#### [WHAT THE TASK REQUIRES]
Give the number of lines in this listing that contain the word "name", and nothing else.

#### [DATA SECTION]
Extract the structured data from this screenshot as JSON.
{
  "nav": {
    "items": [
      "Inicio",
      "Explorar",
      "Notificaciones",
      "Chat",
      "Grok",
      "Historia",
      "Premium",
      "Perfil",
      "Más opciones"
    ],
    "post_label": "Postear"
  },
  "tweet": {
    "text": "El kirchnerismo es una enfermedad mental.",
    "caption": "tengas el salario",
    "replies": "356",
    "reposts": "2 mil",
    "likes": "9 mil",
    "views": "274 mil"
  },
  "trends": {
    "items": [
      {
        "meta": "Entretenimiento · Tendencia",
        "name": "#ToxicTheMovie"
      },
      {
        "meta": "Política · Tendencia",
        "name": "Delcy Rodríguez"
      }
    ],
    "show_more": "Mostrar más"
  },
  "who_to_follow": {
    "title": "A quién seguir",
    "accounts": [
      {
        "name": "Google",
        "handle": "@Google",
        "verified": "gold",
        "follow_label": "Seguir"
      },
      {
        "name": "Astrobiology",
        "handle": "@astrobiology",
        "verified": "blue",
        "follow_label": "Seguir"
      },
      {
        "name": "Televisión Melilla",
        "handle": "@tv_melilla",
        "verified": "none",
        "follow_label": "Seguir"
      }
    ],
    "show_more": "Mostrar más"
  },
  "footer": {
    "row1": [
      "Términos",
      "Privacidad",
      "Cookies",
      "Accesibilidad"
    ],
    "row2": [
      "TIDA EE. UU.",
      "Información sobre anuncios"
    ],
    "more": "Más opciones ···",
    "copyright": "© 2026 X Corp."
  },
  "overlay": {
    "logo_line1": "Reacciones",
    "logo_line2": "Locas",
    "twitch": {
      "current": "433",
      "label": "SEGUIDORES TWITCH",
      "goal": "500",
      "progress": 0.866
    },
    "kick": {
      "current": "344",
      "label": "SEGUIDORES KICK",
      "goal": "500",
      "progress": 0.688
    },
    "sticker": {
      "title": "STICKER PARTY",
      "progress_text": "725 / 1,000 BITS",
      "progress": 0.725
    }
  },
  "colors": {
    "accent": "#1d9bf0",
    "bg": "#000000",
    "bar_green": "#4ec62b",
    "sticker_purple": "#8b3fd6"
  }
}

#### [PROBLEM SOLUTION]
5